Dataset excerpts:
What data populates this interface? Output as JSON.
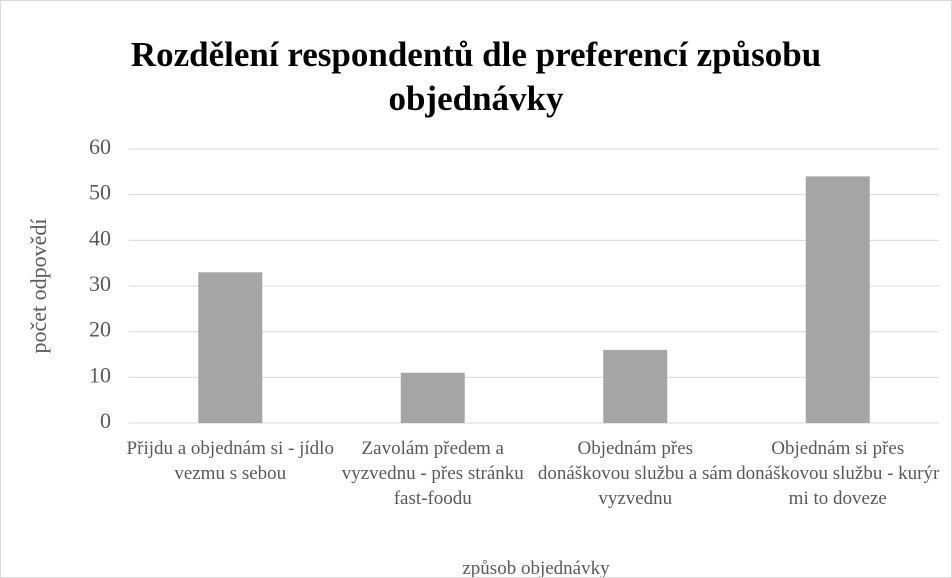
{
  "chart_data": {
    "type": "bar",
    "title": "Rozdělení respondentů dle preferencí způsobu objednávky",
    "categories": [
      "Přijdu a objednám si - jídlo vezmu s sebou",
      "Zavolám předem a vyzvednu - přes stránku fast-foodu",
      "Objednám přes donáškovou službu a sám vyzvednu",
      "Objednám si přes donáškovou službu - kurýr mi to doveze"
    ],
    "values": [
      33,
      11,
      16,
      54
    ],
    "color": "#a5a5a5",
    "ylim": [
      0,
      60
    ],
    "yticks": [
      0,
      10,
      20,
      30,
      40,
      50,
      60
    ],
    "grid": true,
    "x_label": "způsob objednávky",
    "y_label": "počet odpovědí"
  }
}
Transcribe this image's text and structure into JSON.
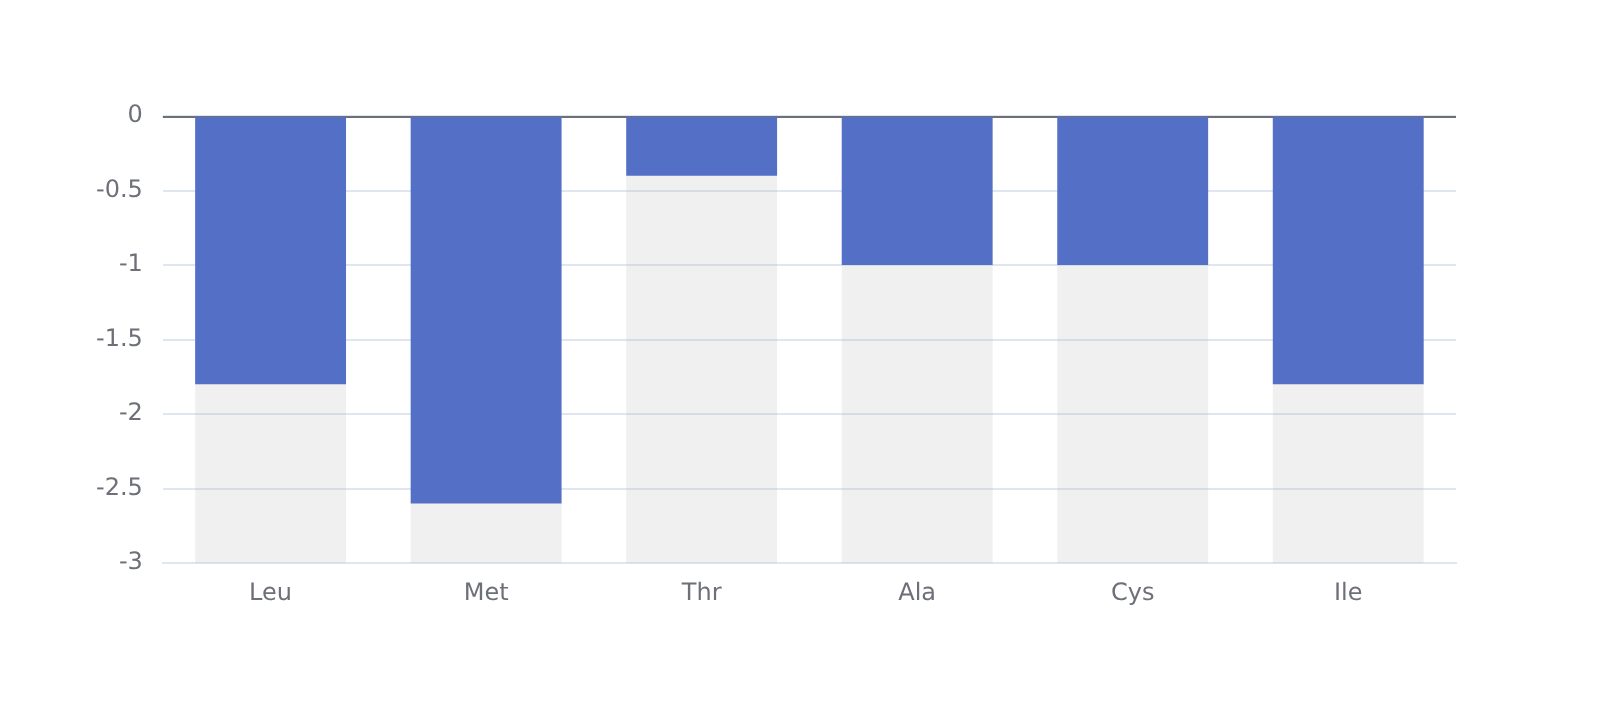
{
  "chart_data": {
    "type": "bar",
    "categories": [
      "Leu",
      "Met",
      "Thr",
      "Ala",
      "Cys",
      "Ile"
    ],
    "values": [
      -1.8,
      -2.6,
      -0.4,
      -1,
      -1,
      -1.8
    ],
    "color": "#5470c6",
    "ylim": [
      -3,
      0
    ],
    "yticks": [
      -3,
      -2.5,
      -2,
      -1.5,
      -1,
      -0.5,
      0
    ],
    "grid": "y"
  }
}
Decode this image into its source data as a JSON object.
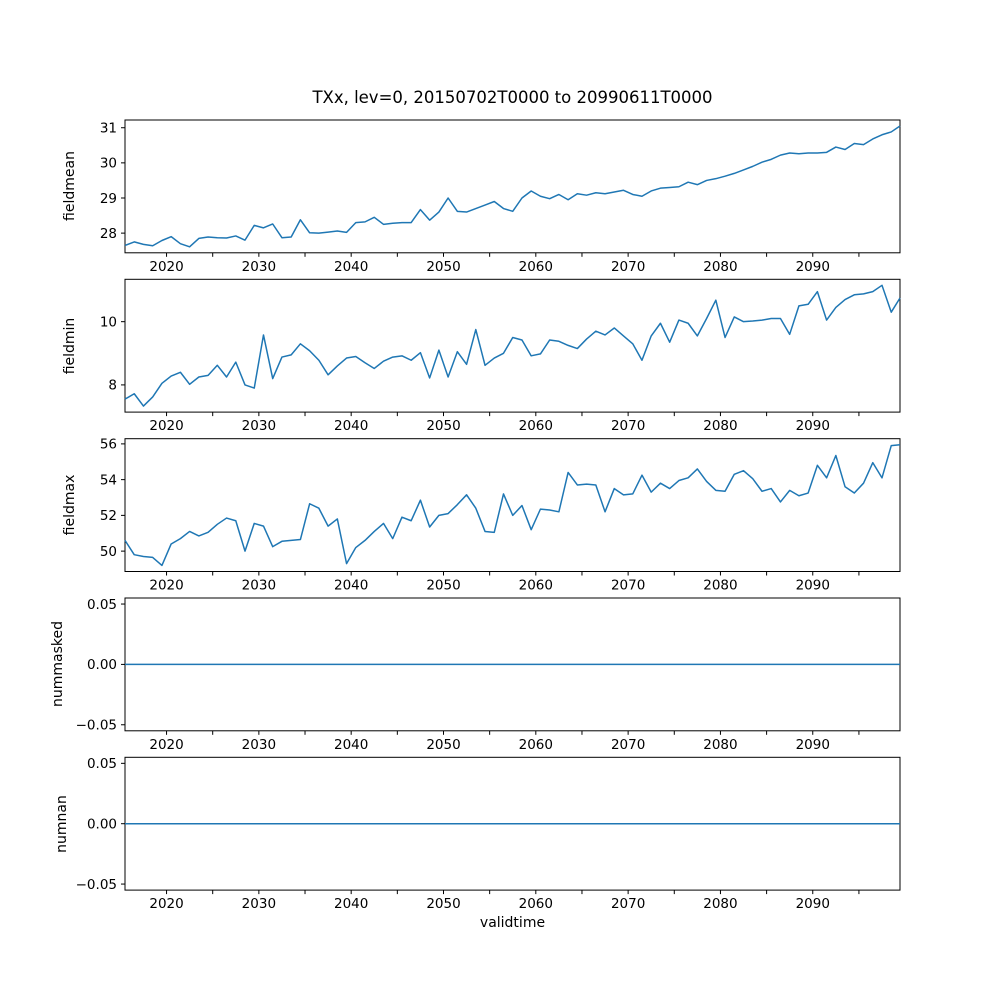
{
  "title": "TXx, lev=0, 20150702T0000 to 20990611T0000",
  "xlabel": "validtime",
  "line_color": "#1f77b4",
  "background_color": "#ffffff",
  "x_axis": {
    "xlim": [
      2015.5,
      2099.45
    ],
    "tick_positions": [
      2020,
      2025,
      2030,
      2035,
      2040,
      2045,
      2050,
      2055,
      2060,
      2065,
      2070,
      2075,
      2080,
      2085,
      2090,
      2095
    ],
    "labeled_tick_positions": [
      2020,
      2030,
      2040,
      2050,
      2060,
      2070,
      2080,
      2090
    ],
    "tick_labels": [
      "2020",
      "2030",
      "2040",
      "2050",
      "2060",
      "2070",
      "2080",
      "2090"
    ]
  },
  "chart_data": [
    {
      "type": "line",
      "name": "fieldmean",
      "ylabel": "fieldmean",
      "ylim": [
        27.44,
        31.22
      ],
      "yticks": [
        28,
        29,
        30,
        31
      ],
      "yticklabels": [
        "28",
        "29",
        "30",
        "31"
      ],
      "x_start": 2015.5,
      "x_step": 1,
      "values": [
        27.65,
        27.75,
        27.68,
        27.64,
        27.79,
        27.9,
        27.7,
        27.61,
        27.85,
        27.89,
        27.87,
        27.86,
        27.92,
        27.8,
        28.22,
        28.15,
        28.26,
        27.87,
        27.89,
        28.38,
        28.01,
        28.0,
        28.03,
        28.06,
        28.02,
        28.3,
        28.32,
        28.45,
        28.25,
        28.28,
        28.3,
        28.3,
        28.67,
        28.37,
        28.6,
        29.0,
        28.62,
        28.6,
        28.7,
        28.8,
        28.9,
        28.7,
        28.62,
        29.0,
        29.2,
        29.05,
        28.98,
        29.1,
        28.95,
        29.12,
        29.08,
        29.15,
        29.12,
        29.17,
        29.22,
        29.1,
        29.05,
        29.2,
        29.28,
        29.3,
        29.32,
        29.45,
        29.38,
        29.5,
        29.55,
        29.62,
        29.7,
        29.8,
        29.9,
        30.02,
        30.1,
        30.22,
        30.28,
        30.26,
        30.28,
        30.28,
        30.3,
        30.45,
        30.38,
        30.55,
        30.52,
        30.68,
        30.8,
        30.88,
        31.05
      ]
    },
    {
      "type": "line",
      "name": "fieldmin",
      "ylabel": "fieldmin",
      "ylim": [
        7.14,
        11.34
      ],
      "yticks": [
        8,
        10
      ],
      "yticklabels": [
        "8",
        "10"
      ],
      "x_start": 2015.5,
      "x_step": 1,
      "values": [
        7.55,
        7.72,
        7.33,
        7.62,
        8.05,
        8.28,
        8.4,
        8.02,
        8.25,
        8.3,
        8.62,
        8.25,
        8.72,
        8.0,
        7.9,
        9.58,
        8.2,
        8.88,
        8.95,
        9.3,
        9.08,
        8.78,
        8.32,
        8.6,
        8.85,
        8.9,
        8.7,
        8.52,
        8.75,
        8.88,
        8.92,
        8.78,
        9.02,
        8.22,
        9.1,
        8.25,
        9.05,
        8.65,
        9.75,
        8.62,
        8.85,
        9.0,
        9.5,
        9.42,
        8.92,
        8.98,
        9.42,
        9.38,
        9.25,
        9.15,
        9.45,
        9.7,
        9.58,
        9.8,
        9.55,
        9.3,
        8.78,
        9.55,
        9.95,
        9.35,
        10.05,
        9.95,
        9.55,
        10.1,
        10.68,
        9.5,
        10.15,
        10.0,
        10.02,
        10.05,
        10.1,
        10.1,
        9.6,
        10.5,
        10.55,
        10.95,
        10.05,
        10.45,
        10.7,
        10.85,
        10.88,
        10.95,
        11.15,
        10.3,
        10.75
      ]
    },
    {
      "type": "line",
      "name": "fieldmax",
      "ylabel": "fieldmax",
      "ylim": [
        48.86,
        56.29
      ],
      "yticks": [
        50,
        52,
        54,
        56
      ],
      "yticklabels": [
        "50",
        "52",
        "54",
        "56"
      ],
      "x_start": 2015.5,
      "x_step": 1,
      "values": [
        50.6,
        49.8,
        49.7,
        49.65,
        49.2,
        50.4,
        50.7,
        51.1,
        50.85,
        51.05,
        51.5,
        51.85,
        51.7,
        50.0,
        51.55,
        51.4,
        50.25,
        50.55,
        50.6,
        50.65,
        52.65,
        52.4,
        51.4,
        51.8,
        49.3,
        50.2,
        50.6,
        51.1,
        51.55,
        50.7,
        51.9,
        51.7,
        52.85,
        51.35,
        52.0,
        52.1,
        52.6,
        53.15,
        52.4,
        51.1,
        51.05,
        53.2,
        52.0,
        52.55,
        51.2,
        52.35,
        52.3,
        52.2,
        54.4,
        53.7,
        53.75,
        53.7,
        52.2,
        53.5,
        53.15,
        53.2,
        54.25,
        53.3,
        53.8,
        53.5,
        53.95,
        54.1,
        54.6,
        53.9,
        53.4,
        53.35,
        54.3,
        54.5,
        54.05,
        53.35,
        53.5,
        52.75,
        53.4,
        53.1,
        53.25,
        54.8,
        54.1,
        55.35,
        53.6,
        53.25,
        53.8,
        54.95,
        54.1,
        55.9,
        55.95
      ]
    },
    {
      "type": "line",
      "name": "nummasked",
      "ylabel": "nummasked",
      "ylim": [
        -0.055,
        0.055
      ],
      "yticks": [
        0.05,
        0.0,
        -0.05
      ],
      "yticklabels": [
        "0.05",
        "0.00",
        "−0.05"
      ],
      "x_start": 2015.5,
      "x_step": 1,
      "constant_value": 0.0
    },
    {
      "type": "line",
      "name": "numnan",
      "ylabel": "numnan",
      "ylim": [
        -0.055,
        0.055
      ],
      "yticks": [
        0.05,
        0.0,
        -0.05
      ],
      "yticklabels": [
        "0.05",
        "0.00",
        "−0.05"
      ],
      "x_start": 2015.5,
      "x_step": 1,
      "constant_value": 0.0
    }
  ]
}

Task to complete: All the lines above are to be reproduced exactly, except the pictures.

Task solution:
What data populates this interface? Output as JSON.
{
  "chart_data": {
    "type": "bar",
    "title": "Rozdělení respondentů dle preferencí způsobu objednávky",
    "categories": [
      "Přijdu a objednám si - jídlo vezmu s sebou",
      "Zavolám předem a vyzvednu - přes stránku fast-foodu",
      "Objednám přes donáškovou službu a sám vyzvednu",
      "Objednám si přes donáškovou službu - kurýr mi to doveze"
    ],
    "values": [
      33,
      11,
      16,
      54
    ],
    "color": "#a5a5a5",
    "ylim": [
      0,
      60
    ],
    "yticks": [
      0,
      10,
      20,
      30,
      40,
      50,
      60
    ],
    "grid": true,
    "x_label": "způsob objednávky",
    "y_label": "počet odpovědí"
  }
}
Transcribe this image's text and structure into JSON.
{
  "chart_data": {
    "type": "bar",
    "categories": [
      "Leu",
      "Met",
      "Thr",
      "Ala",
      "Cys",
      "Ile"
    ],
    "values": [
      -1.8,
      -2.6,
      -0.4,
      -1,
      -1,
      -1.8
    ],
    "color": "#5470c6",
    "ylim": [
      -3,
      0
    ],
    "yticks": [
      -3,
      -2.5,
      -2,
      -1.5,
      -1,
      -0.5,
      0
    ],
    "grid": "y"
  }
}
Decode this image into its source data as a JSON object.
{
  "title": "TXx, lev=0, 20150702T0000 to 20990611T0000",
  "xlabel": "validtime",
  "line_color": "#1f77b4",
  "background_color": "#ffffff",
  "x_axis": {
    "xlim": [
      2015.5,
      2099.45
    ],
    "tick_positions": [
      2020,
      2025,
      2030,
      2035,
      2040,
      2045,
      2050,
      2055,
      2060,
      2065,
      2070,
      2075,
      2080,
      2085,
      2090,
      2095
    ],
    "labeled_tick_positions": [
      2020,
      2030,
      2040,
      2050,
      2060,
      2070,
      2080,
      2090
    ],
    "tick_labels": [
      "2020",
      "2030",
      "2040",
      "2050",
      "2060",
      "2070",
      "2080",
      "2090"
    ]
  },
  "chart_data": [
    {
      "type": "line",
      "name": "fieldmean",
      "ylabel": "fieldmean",
      "ylim": [
        27.44,
        31.22
      ],
      "yticks": [
        28,
        29,
        30,
        31
      ],
      "yticklabels": [
        "28",
        "29",
        "30",
        "31"
      ],
      "x_start": 2015.5,
      "x_step": 1,
      "values": [
        27.65,
        27.75,
        27.68,
        27.64,
        27.79,
        27.9,
        27.7,
        27.61,
        27.85,
        27.89,
        27.87,
        27.86,
        27.92,
        27.8,
        28.22,
        28.15,
        28.26,
        27.87,
        27.89,
        28.38,
        28.01,
        28.0,
        28.03,
        28.06,
        28.02,
        28.3,
        28.32,
        28.45,
        28.25,
        28.28,
        28.3,
        28.3,
        28.67,
        28.37,
        28.6,
        29.0,
        28.62,
        28.6,
        28.7,
        28.8,
        28.9,
        28.7,
        28.62,
        29.0,
        29.2,
        29.05,
        28.98,
        29.1,
        28.95,
        29.12,
        29.08,
        29.15,
        29.12,
        29.17,
        29.22,
        29.1,
        29.05,
        29.2,
        29.28,
        29.3,
        29.32,
        29.45,
        29.38,
        29.5,
        29.55,
        29.62,
        29.7,
        29.8,
        29.9,
        30.02,
        30.1,
        30.22,
        30.28,
        30.26,
        30.28,
        30.28,
        30.3,
        30.45,
        30.38,
        30.55,
        30.52,
        30.68,
        30.8,
        30.88,
        31.05
      ]
    },
    {
      "type": "line",
      "name": "fieldmin",
      "ylabel": "fieldmin",
      "ylim": [
        7.14,
        11.34
      ],
      "yticks": [
        8,
        10
      ],
      "yticklabels": [
        "8",
        "10"
      ],
      "x_start": 2015.5,
      "x_step": 1,
      "values": [
        7.55,
        7.72,
        7.33,
        7.62,
        8.05,
        8.28,
        8.4,
        8.02,
        8.25,
        8.3,
        8.62,
        8.25,
        8.72,
        8.0,
        7.9,
        9.58,
        8.2,
        8.88,
        8.95,
        9.3,
        9.08,
        8.78,
        8.32,
        8.6,
        8.85,
        8.9,
        8.7,
        8.52,
        8.75,
        8.88,
        8.92,
        8.78,
        9.02,
        8.22,
        9.1,
        8.25,
        9.05,
        8.65,
        9.75,
        8.62,
        8.85,
        9.0,
        9.5,
        9.42,
        8.92,
        8.98,
        9.42,
        9.38,
        9.25,
        9.15,
        9.45,
        9.7,
        9.58,
        9.8,
        9.55,
        9.3,
        8.78,
        9.55,
        9.95,
        9.35,
        10.05,
        9.95,
        9.55,
        10.1,
        10.68,
        9.5,
        10.15,
        10.0,
        10.02,
        10.05,
        10.1,
        10.1,
        9.6,
        10.5,
        10.55,
        10.95,
        10.05,
        10.45,
        10.7,
        10.85,
        10.88,
        10.95,
        11.15,
        10.3,
        10.75
      ]
    },
    {
      "type": "line",
      "name": "fieldmax",
      "ylabel": "fieldmax",
      "ylim": [
        48.86,
        56.29
      ],
      "yticks": [
        50,
        52,
        54,
        56
      ],
      "yticklabels": [
        "50",
        "52",
        "54",
        "56"
      ],
      "x_start": 2015.5,
      "x_step": 1,
      "values": [
        50.6,
        49.8,
        49.7,
        49.65,
        49.2,
        50.4,
        50.7,
        51.1,
        50.85,
        51.05,
        51.5,
        51.85,
        51.7,
        50.0,
        51.55,
        51.4,
        50.25,
        50.55,
        50.6,
        50.65,
        52.65,
        52.4,
        51.4,
        51.8,
        49.3,
        50.2,
        50.6,
        51.1,
        51.55,
        50.7,
        51.9,
        51.7,
        52.85,
        51.35,
        52.0,
        52.1,
        52.6,
        53.15,
        52.4,
        51.1,
        51.05,
        53.2,
        52.0,
        52.55,
        51.2,
        52.35,
        52.3,
        52.2,
        54.4,
        53.7,
        53.75,
        53.7,
        52.2,
        53.5,
        53.15,
        53.2,
        54.25,
        53.3,
        53.8,
        53.5,
        53.95,
        54.1,
        54.6,
        53.9,
        53.4,
        53.35,
        54.3,
        54.5,
        54.05,
        53.35,
        53.5,
        52.75,
        53.4,
        53.1,
        53.25,
        54.8,
        54.1,
        55.35,
        53.6,
        53.25,
        53.8,
        54.95,
        54.1,
        55.9,
        55.95
      ]
    },
    {
      "type": "line",
      "name": "nummasked",
      "ylabel": "nummasked",
      "ylim": [
        -0.055,
        0.055
      ],
      "yticks": [
        0.05,
        0.0,
        -0.05
      ],
      "yticklabels": [
        "0.05",
        "0.00",
        "−0.05"
      ],
      "x_start": 2015.5,
      "x_step": 1,
      "constant_value": 0.0
    },
    {
      "type": "line",
      "name": "numnan",
      "ylabel": "numnan",
      "ylim": [
        -0.055,
        0.055
      ],
      "yticks": [
        0.05,
        0.0,
        -0.05
      ],
      "yticklabels": [
        "0.05",
        "0.00",
        "−0.05"
      ],
      "x_start": 2015.5,
      "x_step": 1,
      "constant_value": 0.0
    }
  ]
}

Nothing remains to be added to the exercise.